## Work to be completed
In the entries that follow, how many lines hold the string "Toivola"? Give only that number.

Source records

* begin *

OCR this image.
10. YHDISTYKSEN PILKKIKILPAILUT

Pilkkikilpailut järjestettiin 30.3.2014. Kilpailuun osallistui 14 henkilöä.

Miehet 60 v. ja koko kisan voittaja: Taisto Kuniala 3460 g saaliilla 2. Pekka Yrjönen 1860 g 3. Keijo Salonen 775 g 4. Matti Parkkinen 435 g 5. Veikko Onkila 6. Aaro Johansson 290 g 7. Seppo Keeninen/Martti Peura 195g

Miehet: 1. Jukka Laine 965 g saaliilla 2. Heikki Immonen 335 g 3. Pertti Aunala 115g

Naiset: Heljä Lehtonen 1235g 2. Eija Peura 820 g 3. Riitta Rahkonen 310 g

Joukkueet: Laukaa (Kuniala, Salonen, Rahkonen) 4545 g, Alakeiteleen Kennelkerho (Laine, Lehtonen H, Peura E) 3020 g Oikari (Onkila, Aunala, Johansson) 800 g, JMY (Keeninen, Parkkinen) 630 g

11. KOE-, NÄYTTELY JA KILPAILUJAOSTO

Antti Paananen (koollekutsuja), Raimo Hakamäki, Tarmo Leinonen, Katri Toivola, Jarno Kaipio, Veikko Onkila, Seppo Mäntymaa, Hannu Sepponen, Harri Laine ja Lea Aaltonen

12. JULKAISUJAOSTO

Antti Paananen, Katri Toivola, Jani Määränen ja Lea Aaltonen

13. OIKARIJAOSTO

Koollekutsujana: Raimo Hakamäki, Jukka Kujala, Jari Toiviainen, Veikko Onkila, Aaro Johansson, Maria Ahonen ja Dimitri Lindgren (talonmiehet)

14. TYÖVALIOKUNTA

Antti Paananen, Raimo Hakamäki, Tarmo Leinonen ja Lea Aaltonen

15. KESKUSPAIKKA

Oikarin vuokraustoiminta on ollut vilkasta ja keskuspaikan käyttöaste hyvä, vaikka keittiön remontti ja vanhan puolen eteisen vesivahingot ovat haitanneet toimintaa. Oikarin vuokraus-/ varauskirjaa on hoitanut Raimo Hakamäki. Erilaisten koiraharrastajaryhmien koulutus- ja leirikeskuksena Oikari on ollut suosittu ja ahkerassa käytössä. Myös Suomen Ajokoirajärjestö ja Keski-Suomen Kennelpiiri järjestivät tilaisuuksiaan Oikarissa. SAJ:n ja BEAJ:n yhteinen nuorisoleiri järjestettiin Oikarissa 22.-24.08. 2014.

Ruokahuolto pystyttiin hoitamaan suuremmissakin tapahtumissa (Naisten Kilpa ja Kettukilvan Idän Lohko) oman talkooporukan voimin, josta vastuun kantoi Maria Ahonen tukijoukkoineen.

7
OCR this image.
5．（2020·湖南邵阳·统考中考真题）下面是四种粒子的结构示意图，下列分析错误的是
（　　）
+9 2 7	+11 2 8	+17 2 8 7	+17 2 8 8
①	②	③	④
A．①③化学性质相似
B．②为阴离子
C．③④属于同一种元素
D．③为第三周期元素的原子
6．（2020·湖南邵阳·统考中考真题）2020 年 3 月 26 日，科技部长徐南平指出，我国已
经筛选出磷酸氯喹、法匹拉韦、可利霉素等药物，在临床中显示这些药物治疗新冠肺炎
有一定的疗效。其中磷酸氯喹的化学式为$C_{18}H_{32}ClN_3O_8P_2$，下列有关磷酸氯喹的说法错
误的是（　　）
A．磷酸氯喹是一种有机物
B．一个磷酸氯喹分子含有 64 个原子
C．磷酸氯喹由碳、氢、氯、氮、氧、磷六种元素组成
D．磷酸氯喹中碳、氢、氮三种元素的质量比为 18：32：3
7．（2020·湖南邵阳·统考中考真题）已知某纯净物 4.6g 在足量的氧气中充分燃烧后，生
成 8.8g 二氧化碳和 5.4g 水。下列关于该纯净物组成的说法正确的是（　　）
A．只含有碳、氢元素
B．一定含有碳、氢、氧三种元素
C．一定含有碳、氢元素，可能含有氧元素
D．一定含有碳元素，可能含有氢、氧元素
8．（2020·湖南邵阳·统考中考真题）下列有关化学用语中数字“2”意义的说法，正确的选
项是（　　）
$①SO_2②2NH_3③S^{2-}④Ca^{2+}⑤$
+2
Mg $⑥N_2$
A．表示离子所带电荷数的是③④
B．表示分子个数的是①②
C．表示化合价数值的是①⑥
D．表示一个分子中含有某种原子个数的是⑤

* end *

## Exercise output
2